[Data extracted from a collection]
▬▬▬▬▬▬▬▬▬▬

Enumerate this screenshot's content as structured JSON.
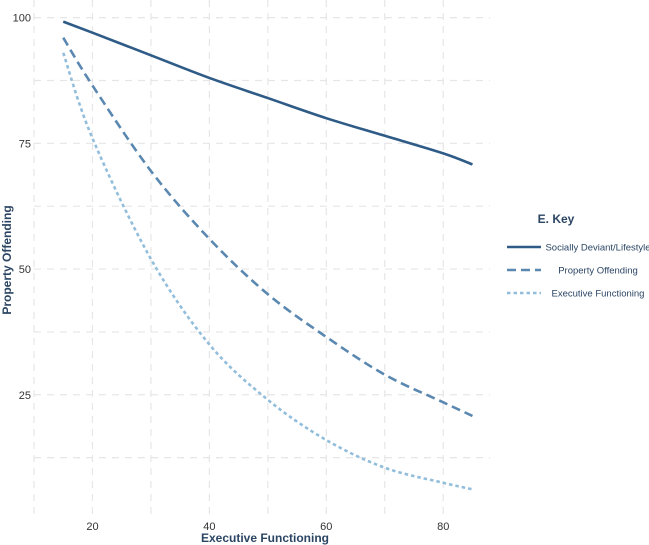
{
  "chart_data": {
    "type": "line",
    "xlabel": "Executive Functioning",
    "ylabel": "Property Offending",
    "xlim": [
      10,
      88
    ],
    "ylim": [
      0.5,
      103.5
    ],
    "xticks": [
      20,
      40,
      60,
      80
    ],
    "yticks": [
      25,
      50,
      75,
      100
    ],
    "grid": true,
    "legend": {
      "title": "E. Key",
      "placement": "right"
    },
    "series": [
      {
        "name": "Socially Deviant/Lifestyle",
        "color": "#2f5b87",
        "dash": "solid",
        "x": [
          15,
          20,
          30,
          40,
          50,
          60,
          70,
          80,
          85
        ],
        "y": [
          99.2,
          97.0,
          92.5,
          88.0,
          84.0,
          80.0,
          76.5,
          73.0,
          70.8
        ]
      },
      {
        "name": "Property Offending",
        "color": "#5b88b0",
        "dash": "dashed",
        "x": [
          15,
          20,
          30,
          40,
          50,
          60,
          70,
          80,
          85
        ],
        "y": [
          96.0,
          86.5,
          69.5,
          56.0,
          45.0,
          36.5,
          29.0,
          23.5,
          20.8
        ]
      },
      {
        "name": "Executive Functioning",
        "color": "#92bedc",
        "dash": "dotted",
        "x": [
          15,
          20,
          30,
          40,
          50,
          60,
          70,
          80,
          85
        ],
        "y": [
          93.0,
          76.0,
          52.0,
          35.0,
          24.0,
          16.0,
          10.5,
          7.5,
          6.2
        ]
      }
    ]
  }
}
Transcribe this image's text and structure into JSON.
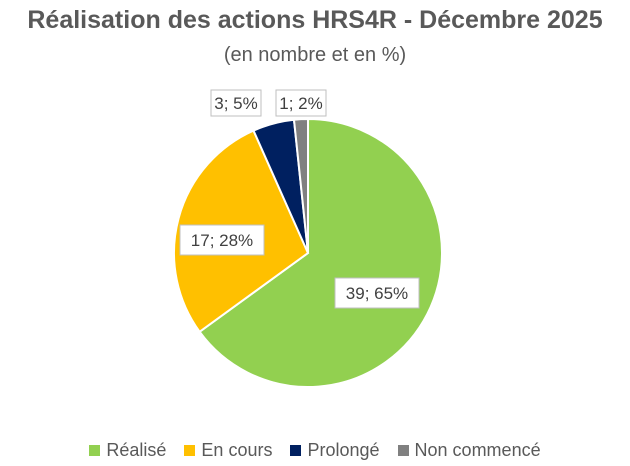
{
  "chart_data": {
    "type": "pie",
    "title": "Réalisation des actions HRS4R  - Décembre 2025",
    "subtitle": "(en nombre et en %)",
    "categories": [
      "Réalisé",
      "En cours",
      "Prolongé",
      "Non commencé"
    ],
    "values": [
      39,
      17,
      3,
      1
    ],
    "percent": [
      65,
      28,
      5,
      2
    ],
    "data_labels": [
      "39; 65%",
      "17; 28%",
      "3; 5%",
      "1; 2%"
    ],
    "colors": [
      "#92D050",
      "#FFC000",
      "#002060",
      "#808080"
    ],
    "legend": "bottom"
  }
}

▬▬▬▬▬▬▬▬▬▬

Directions:
Reproduce the data word for word, excluding its pictures.

Solution:
Enumerate this screenshot's content as structured JSON.
{
  "chart_data": {
    "type": "line",
    "xlabel": "Executive Functioning",
    "ylabel": "Property Offending",
    "xlim": [
      10,
      88
    ],
    "ylim": [
      0.5,
      103.5
    ],
    "xticks": [
      20,
      40,
      60,
      80
    ],
    "yticks": [
      25,
      50,
      75,
      100
    ],
    "grid": true,
    "legend": {
      "title": "E. Key",
      "placement": "right"
    },
    "series": [
      {
        "name": "Socially Deviant/Lifestyle",
        "color": "#2f5b87",
        "dash": "solid",
        "x": [
          15,
          20,
          30,
          40,
          50,
          60,
          70,
          80,
          85
        ],
        "y": [
          99.2,
          97.0,
          92.5,
          88.0,
          84.0,
          80.0,
          76.5,
          73.0,
          70.8
        ]
      },
      {
        "name": "Property Offending",
        "color": "#5b88b0",
        "dash": "dashed",
        "x": [
          15,
          20,
          30,
          40,
          50,
          60,
          70,
          80,
          85
        ],
        "y": [
          96.0,
          86.5,
          69.5,
          56.0,
          45.0,
          36.5,
          29.0,
          23.5,
          20.8
        ]
      },
      {
        "name": "Executive Functioning",
        "color": "#92bedc",
        "dash": "dotted",
        "x": [
          15,
          20,
          30,
          40,
          50,
          60,
          70,
          80,
          85
        ],
        "y": [
          93.0,
          76.0,
          52.0,
          35.0,
          24.0,
          16.0,
          10.5,
          7.5,
          6.2
        ]
      }
    ]
  }
}
Transcribe this image's text and structure into JSON.
{
  "chart_data": {
    "type": "pie",
    "title": "Réalisation des actions HRS4R  - Décembre 2025",
    "subtitle": "(en nombre et en %)",
    "categories": [
      "Réalisé",
      "En cours",
      "Prolongé",
      "Non commencé"
    ],
    "values": [
      39,
      17,
      3,
      1
    ],
    "percent": [
      65,
      28,
      5,
      2
    ],
    "data_labels": [
      "39; 65%",
      "17; 28%",
      "3; 5%",
      "1; 2%"
    ],
    "colors": [
      "#92D050",
      "#FFC000",
      "#002060",
      "#808080"
    ],
    "legend": "bottom"
  }
}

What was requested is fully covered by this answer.